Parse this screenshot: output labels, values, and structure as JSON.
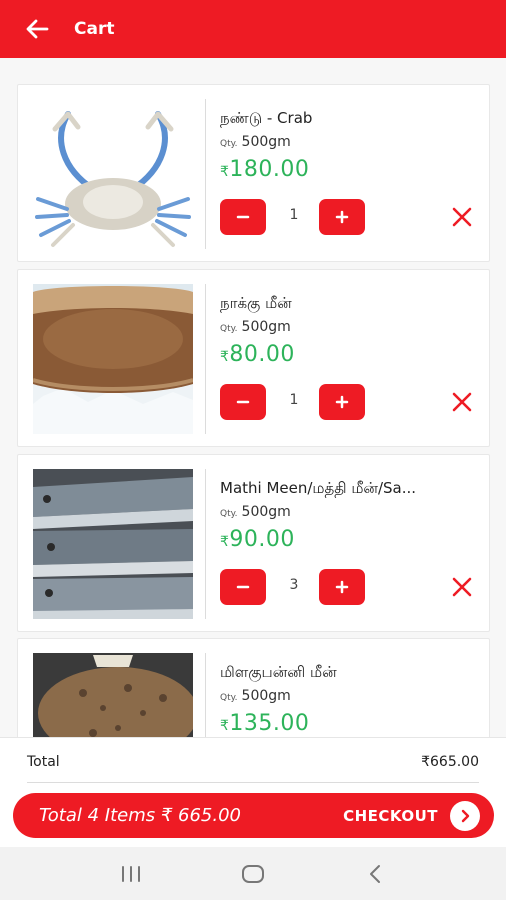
{
  "app": {
    "title": "Cart"
  },
  "colors": {
    "brand": "#ee1b24",
    "price": "#2db35a",
    "remove": "#ee1b24"
  },
  "items": [
    {
      "name": "நண்டு - Crab",
      "qty_label": "Qty.",
      "qty_value": "500gm",
      "currency": "₹",
      "price": "180.00",
      "count": "1",
      "image": "crab"
    },
    {
      "name": "நாக்கு மீன்",
      "qty_label": "Qty.",
      "qty_value": "500gm",
      "currency": "₹",
      "price": "80.00",
      "count": "1",
      "image": "sole-fish"
    },
    {
      "name": "Mathi Meen/மத்தி மீன்/Sa...",
      "qty_label": "Qty.",
      "qty_value": "500gm",
      "currency": "₹",
      "price": "90.00",
      "count": "3",
      "image": "sardines"
    },
    {
      "name": "மிளகுபன்னி மீன்",
      "qty_label": "Qty.",
      "qty_value": "500gm",
      "currency": "₹",
      "price": "135.00",
      "count": "",
      "image": "grouper"
    }
  ],
  "summary": {
    "total_label": "Total",
    "total_value": "₹665.00"
  },
  "checkout": {
    "summary_text": "Total 4 Items ₹ 665.00",
    "button_label": "CHECKOUT"
  },
  "icons": {
    "back": "arrow-left-icon",
    "minus": "minus-icon",
    "plus": "plus-icon",
    "remove": "close-icon",
    "checkout": "chevron-right-icon"
  }
}
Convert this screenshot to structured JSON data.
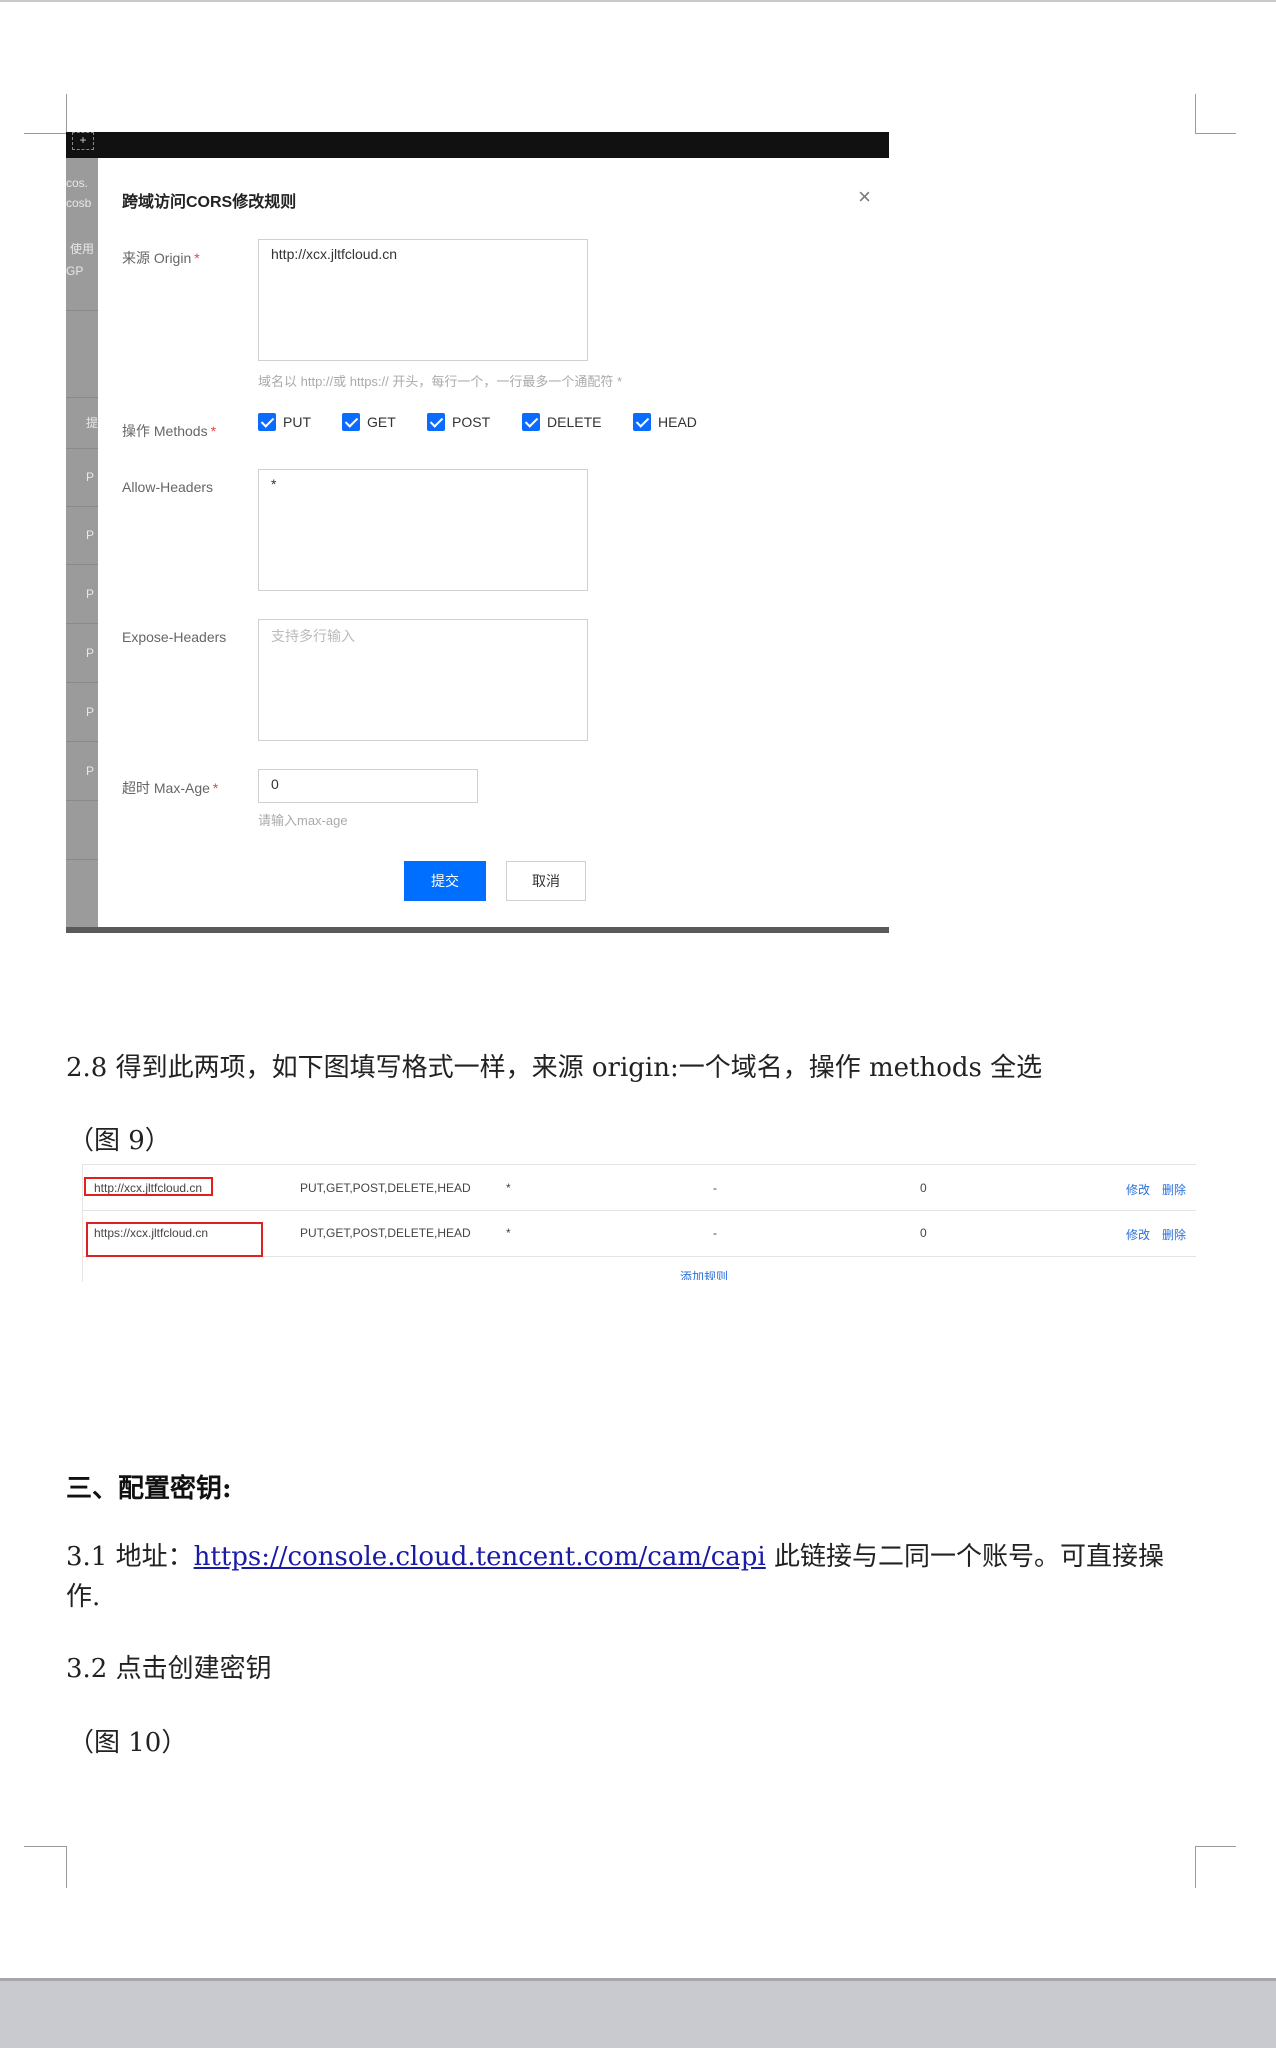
{
  "dialog": {
    "title": "跨域访问CORS修改规则",
    "close_glyph": "×",
    "origin_label": "来源 Origin",
    "origin_value": "http://xcx.jltfcloud.cn",
    "origin_hint": "域名以 http://或 https:// 开头，每行一个，一行最多一个通配符 *",
    "methods_label": "操作 Methods",
    "methods": [
      "PUT",
      "GET",
      "POST",
      "DELETE",
      "HEAD"
    ],
    "allow_headers_label": "Allow-Headers",
    "allow_headers_value": "*",
    "expose_headers_label": "Expose-Headers",
    "expose_headers_placeholder": "支持多行输入",
    "maxage_label": "超时 Max-Age",
    "maxage_value": "0",
    "maxage_hint": "请输入max-age",
    "submit_label": "提交",
    "cancel_label": "取消",
    "required_mark": "*",
    "background_fragments": [
      "cos.",
      "cosb",
      "使用",
      "GP",
      "提",
      "P",
      "P",
      "P",
      "P",
      "P",
      "P"
    ]
  },
  "doc": {
    "p28": "2.8 得到此两项，如下图填写格式一样，来源 origin:一个域名，操作 methods 全选",
    "fig9": "（图 9）",
    "section3": "三、配置密钥:",
    "p31_prefix": "3.1 地址：",
    "p31_link": "https://console.cloud.tencent.com/cam/capi",
    "p31_suffix": " 此链接与二同一个账号。可直接操作.",
    "p32": "3.2 点击创建密钥",
    "fig10": "（图 10）"
  },
  "rules_table": {
    "rows": [
      {
        "origin": "http://xcx.jltfcloud.cn",
        "methods": "PUT,GET,POST,DELETE,HEAD",
        "allow": "*",
        "expose": "-",
        "maxage": "0",
        "edit": "修改",
        "delete": "删除"
      },
      {
        "origin": "https://xcx.jltfcloud.cn",
        "methods": "PUT,GET,POST,DELETE,HEAD",
        "allow": "*",
        "expose": "-",
        "maxage": "0",
        "edit": "修改",
        "delete": "删除"
      }
    ],
    "add_rule": "添加规则",
    "highlight_color": "#e02020"
  }
}
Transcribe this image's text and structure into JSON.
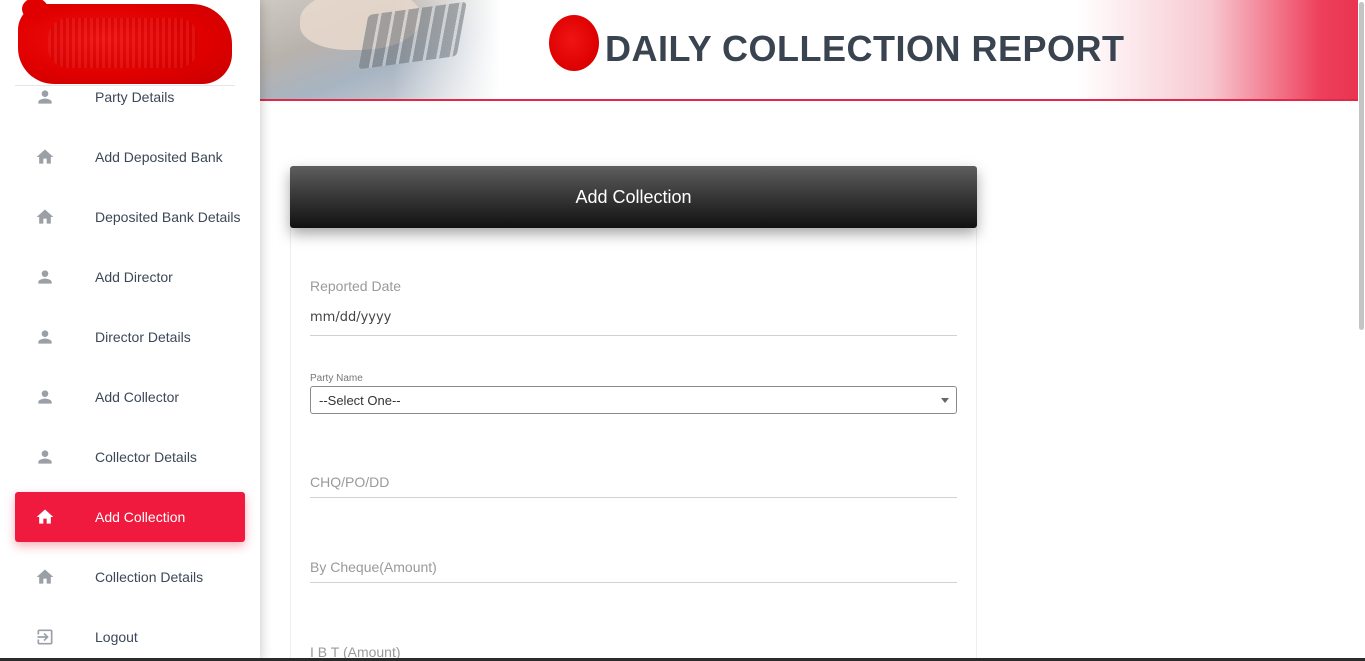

..............................

# WHAT YOU HAVE TO DO
Write out the whole listing exactly, and drop the pictures.

# WORKED SOLUTION
Parse this screenshot: output labels, values, and structure as JSON.
{
  "app": {
    "title": "Cart"
  },
  "colors": {
    "brand": "#ee1b24",
    "price": "#2db35a",
    "remove": "#ee1b24"
  },
  "items": [
    {
      "name": "நண்டு - Crab",
      "qty_label": "Qty.",
      "qty_value": "500gm",
      "currency": "₹",
      "price": "180.00",
      "count": "1",
      "image": "crab"
    },
    {
      "name": "நாக்கு மீன்",
      "qty_label": "Qty.",
      "qty_value": "500gm",
      "currency": "₹",
      "price": "80.00",
      "count": "1",
      "image": "sole-fish"
    },
    {
      "name": "Mathi Meen/மத்தி மீன்/Sa...",
      "qty_label": "Qty.",
      "qty_value": "500gm",
      "currency": "₹",
      "price": "90.00",
      "count": "3",
      "image": "sardines"
    },
    {
      "name": "மிளகுபன்னி மீன்",
      "qty_label": "Qty.",
      "qty_value": "500gm",
      "currency": "₹",
      "price": "135.00",
      "count": "",
      "image": "grouper"
    }
  ],
  "summary": {
    "total_label": "Total",
    "total_value": "₹665.00"
  },
  "checkout": {
    "summary_text": "Total 4 Items ₹ 665.00",
    "button_label": "CHECKOUT"
  },
  "icons": {
    "back": "arrow-left-icon",
    "minus": "minus-icon",
    "plus": "plus-icon",
    "remove": "close-icon",
    "checkout": "chevron-right-icon"
  }
}
Convert this screenshot to structured JSON data.
{
  "dialog": {
    "title": "跨域访问CORS修改规则",
    "close_glyph": "×",
    "origin_label": "来源 Origin",
    "origin_value": "http://xcx.jltfcloud.cn",
    "origin_hint": "域名以 http://或 https:// 开头，每行一个，一行最多一个通配符 *",
    "methods_label": "操作 Methods",
    "methods": [
      "PUT",
      "GET",
      "POST",
      "DELETE",
      "HEAD"
    ],
    "allow_headers_label": "Allow-Headers",
    "allow_headers_value": "*",
    "expose_headers_label": "Expose-Headers",
    "expose_headers_placeholder": "支持多行输入",
    "maxage_label": "超时 Max-Age",
    "maxage_value": "0",
    "maxage_hint": "请输入max-age",
    "submit_label": "提交",
    "cancel_label": "取消",
    "required_mark": "*",
    "background_fragments": [
      "cos.",
      "cosb",
      "使用",
      "GP",
      "提",
      "P",
      "P",
      "P",
      "P",
      "P",
      "P"
    ]
  },
  "doc": {
    "p28": "2.8 得到此两项，如下图填写格式一样，来源 origin:一个域名，操作 methods 全选",
    "fig9": "（图 9）",
    "section3": "三、配置密钥:",
    "p31_prefix": "3.1 地址：",
    "p31_link": "https://console.cloud.tencent.com/cam/capi",
    "p31_suffix": " 此链接与二同一个账号。可直接操作.",
    "p32": "3.2 点击创建密钥",
    "fig10": "（图 10）"
  },
  "rules_table": {
    "rows": [
      {
        "origin": "http://xcx.jltfcloud.cn",
        "methods": "PUT,GET,POST,DELETE,HEAD",
        "allow": "*",
        "expose": "-",
        "maxage": "0",
        "edit": "修改",
        "delete": "删除"
      },
      {
        "origin": "https://xcx.jltfcloud.cn",
        "methods": "PUT,GET,POST,DELETE,HEAD",
        "allow": "*",
        "expose": "-",
        "maxage": "0",
        "edit": "修改",
        "delete": "删除"
      }
    ],
    "add_rule": "添加规则",
    "highlight_color": "#e02020"
  }
}
Transcribe this image's text and structure into JSON.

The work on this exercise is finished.